Records for this exercise -
>>

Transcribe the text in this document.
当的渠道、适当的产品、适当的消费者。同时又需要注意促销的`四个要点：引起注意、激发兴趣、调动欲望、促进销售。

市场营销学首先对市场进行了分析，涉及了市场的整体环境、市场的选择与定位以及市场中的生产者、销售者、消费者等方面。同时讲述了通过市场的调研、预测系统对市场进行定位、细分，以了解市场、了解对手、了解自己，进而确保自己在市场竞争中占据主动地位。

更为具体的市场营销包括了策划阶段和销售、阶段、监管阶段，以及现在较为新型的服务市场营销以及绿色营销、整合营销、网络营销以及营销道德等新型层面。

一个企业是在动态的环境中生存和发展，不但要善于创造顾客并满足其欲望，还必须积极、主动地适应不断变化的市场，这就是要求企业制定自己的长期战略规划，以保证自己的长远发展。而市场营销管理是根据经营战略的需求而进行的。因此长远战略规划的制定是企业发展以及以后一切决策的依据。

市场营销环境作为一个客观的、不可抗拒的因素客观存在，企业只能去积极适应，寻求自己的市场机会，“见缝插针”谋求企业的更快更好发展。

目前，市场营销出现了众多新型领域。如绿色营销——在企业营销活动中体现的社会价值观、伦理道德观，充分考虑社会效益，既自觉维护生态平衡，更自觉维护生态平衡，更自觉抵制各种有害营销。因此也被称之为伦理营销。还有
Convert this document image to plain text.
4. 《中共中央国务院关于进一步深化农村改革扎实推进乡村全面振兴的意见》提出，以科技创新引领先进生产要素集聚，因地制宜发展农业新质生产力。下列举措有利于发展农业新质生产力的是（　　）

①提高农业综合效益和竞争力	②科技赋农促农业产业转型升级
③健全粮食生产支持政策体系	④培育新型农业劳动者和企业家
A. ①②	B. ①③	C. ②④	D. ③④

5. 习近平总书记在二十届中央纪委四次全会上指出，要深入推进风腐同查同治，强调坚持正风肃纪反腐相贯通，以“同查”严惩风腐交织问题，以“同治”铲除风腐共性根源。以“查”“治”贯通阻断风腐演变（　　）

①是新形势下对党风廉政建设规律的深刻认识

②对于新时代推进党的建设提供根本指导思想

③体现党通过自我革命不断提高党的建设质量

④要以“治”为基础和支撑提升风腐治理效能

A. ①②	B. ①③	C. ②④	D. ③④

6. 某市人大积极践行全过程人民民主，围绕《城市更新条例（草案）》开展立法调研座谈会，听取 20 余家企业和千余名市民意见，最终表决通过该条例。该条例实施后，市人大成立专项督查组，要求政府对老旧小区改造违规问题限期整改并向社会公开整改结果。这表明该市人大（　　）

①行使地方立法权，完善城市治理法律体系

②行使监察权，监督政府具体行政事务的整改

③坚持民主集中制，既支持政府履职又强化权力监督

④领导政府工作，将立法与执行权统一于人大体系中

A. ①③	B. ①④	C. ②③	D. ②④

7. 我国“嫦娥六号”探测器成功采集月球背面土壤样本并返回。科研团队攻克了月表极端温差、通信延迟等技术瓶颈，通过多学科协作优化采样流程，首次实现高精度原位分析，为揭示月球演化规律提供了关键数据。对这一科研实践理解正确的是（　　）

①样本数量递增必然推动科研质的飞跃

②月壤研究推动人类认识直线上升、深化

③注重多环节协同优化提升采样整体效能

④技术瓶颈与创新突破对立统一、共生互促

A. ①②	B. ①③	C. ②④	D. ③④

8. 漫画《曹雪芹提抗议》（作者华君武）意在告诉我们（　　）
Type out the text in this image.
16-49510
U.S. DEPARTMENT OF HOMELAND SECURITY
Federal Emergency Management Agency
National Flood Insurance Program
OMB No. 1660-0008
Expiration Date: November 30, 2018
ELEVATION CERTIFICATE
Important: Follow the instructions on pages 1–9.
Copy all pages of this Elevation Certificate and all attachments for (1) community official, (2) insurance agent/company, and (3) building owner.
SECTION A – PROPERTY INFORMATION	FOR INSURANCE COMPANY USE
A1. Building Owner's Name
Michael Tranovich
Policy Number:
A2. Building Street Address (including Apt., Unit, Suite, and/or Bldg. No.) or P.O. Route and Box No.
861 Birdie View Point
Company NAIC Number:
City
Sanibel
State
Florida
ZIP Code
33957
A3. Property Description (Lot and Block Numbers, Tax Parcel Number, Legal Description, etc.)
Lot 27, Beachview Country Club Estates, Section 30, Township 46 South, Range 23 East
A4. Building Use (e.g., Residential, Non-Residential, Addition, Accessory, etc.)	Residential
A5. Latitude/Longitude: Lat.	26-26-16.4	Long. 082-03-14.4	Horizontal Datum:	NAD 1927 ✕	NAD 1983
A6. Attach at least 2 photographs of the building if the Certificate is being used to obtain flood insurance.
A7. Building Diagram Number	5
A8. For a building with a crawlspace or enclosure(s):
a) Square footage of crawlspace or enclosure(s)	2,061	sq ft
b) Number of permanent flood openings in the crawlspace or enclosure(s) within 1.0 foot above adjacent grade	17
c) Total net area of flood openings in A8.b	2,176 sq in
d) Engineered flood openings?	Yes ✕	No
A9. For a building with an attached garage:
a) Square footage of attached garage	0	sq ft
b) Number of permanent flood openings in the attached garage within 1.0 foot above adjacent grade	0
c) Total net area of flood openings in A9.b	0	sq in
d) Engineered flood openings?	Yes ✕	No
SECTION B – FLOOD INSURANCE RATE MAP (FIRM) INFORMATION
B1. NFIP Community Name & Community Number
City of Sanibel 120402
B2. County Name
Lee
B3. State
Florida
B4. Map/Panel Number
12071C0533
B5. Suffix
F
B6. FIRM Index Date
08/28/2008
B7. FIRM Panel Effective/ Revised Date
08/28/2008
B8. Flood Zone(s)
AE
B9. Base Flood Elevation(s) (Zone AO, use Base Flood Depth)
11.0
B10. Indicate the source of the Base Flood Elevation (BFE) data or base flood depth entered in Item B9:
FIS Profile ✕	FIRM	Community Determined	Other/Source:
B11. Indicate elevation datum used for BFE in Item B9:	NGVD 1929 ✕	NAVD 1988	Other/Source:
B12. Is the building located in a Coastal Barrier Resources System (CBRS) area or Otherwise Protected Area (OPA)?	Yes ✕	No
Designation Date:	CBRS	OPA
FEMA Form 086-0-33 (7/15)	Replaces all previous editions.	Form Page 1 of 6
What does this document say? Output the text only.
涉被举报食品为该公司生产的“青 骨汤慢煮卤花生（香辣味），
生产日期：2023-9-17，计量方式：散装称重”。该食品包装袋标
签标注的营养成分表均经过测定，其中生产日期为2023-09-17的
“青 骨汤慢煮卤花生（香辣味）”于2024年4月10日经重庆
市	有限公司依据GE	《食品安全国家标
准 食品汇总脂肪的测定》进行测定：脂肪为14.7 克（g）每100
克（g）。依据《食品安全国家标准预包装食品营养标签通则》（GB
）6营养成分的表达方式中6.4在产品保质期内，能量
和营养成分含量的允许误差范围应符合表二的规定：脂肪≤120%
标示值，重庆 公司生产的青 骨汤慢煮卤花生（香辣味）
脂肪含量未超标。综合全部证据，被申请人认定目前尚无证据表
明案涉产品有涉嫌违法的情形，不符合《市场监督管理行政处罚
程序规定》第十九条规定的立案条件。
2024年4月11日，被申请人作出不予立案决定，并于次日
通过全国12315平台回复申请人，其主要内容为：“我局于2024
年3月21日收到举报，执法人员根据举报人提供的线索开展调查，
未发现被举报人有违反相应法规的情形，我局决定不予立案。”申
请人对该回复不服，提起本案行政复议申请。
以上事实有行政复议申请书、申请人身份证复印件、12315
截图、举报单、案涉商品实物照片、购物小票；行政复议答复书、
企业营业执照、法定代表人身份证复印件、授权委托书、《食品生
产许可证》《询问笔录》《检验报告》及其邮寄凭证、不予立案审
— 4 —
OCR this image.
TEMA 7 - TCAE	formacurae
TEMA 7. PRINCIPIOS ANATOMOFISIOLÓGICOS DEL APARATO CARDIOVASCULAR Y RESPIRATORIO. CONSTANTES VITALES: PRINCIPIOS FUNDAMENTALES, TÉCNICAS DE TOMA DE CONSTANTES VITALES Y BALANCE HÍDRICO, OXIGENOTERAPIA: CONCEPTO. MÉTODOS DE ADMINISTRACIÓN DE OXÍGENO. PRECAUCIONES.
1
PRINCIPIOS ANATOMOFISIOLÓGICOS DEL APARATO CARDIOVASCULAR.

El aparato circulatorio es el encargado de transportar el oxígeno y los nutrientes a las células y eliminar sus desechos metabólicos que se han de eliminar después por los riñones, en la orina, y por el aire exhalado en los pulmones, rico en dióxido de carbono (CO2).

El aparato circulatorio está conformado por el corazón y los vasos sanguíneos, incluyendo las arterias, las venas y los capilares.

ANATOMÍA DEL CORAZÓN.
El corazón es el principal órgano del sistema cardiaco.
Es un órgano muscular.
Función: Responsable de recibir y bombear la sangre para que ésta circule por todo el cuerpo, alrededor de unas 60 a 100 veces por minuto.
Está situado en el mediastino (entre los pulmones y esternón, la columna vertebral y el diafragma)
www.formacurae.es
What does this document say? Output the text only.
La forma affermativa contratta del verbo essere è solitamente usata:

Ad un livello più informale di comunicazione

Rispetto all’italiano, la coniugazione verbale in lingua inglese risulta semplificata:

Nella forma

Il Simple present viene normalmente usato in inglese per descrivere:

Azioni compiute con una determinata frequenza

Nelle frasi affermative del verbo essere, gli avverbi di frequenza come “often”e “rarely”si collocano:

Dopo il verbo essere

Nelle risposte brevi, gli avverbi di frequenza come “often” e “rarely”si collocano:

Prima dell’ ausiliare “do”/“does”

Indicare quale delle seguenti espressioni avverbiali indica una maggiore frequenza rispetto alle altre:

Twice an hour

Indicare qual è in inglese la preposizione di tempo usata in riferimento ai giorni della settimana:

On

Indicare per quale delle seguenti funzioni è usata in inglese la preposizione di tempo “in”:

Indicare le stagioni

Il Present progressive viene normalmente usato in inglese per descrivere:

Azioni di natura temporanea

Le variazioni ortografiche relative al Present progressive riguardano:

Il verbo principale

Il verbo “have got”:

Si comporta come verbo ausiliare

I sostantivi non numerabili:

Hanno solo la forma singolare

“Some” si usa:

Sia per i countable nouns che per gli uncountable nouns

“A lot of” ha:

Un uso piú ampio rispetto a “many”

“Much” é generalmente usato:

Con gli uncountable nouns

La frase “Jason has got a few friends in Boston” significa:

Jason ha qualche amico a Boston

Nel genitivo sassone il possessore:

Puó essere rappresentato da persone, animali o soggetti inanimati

<<

Exercise description -
Return the lines of the records that include the string "rarely".

Solution below -
Nelle frasi affermative del verbo essere, gli avverbi di frequenza come “often”e “rarely”si collocano:
Nelle risposte brevi, gli avverbi di frequenza come “often” e “rarely”si collocano:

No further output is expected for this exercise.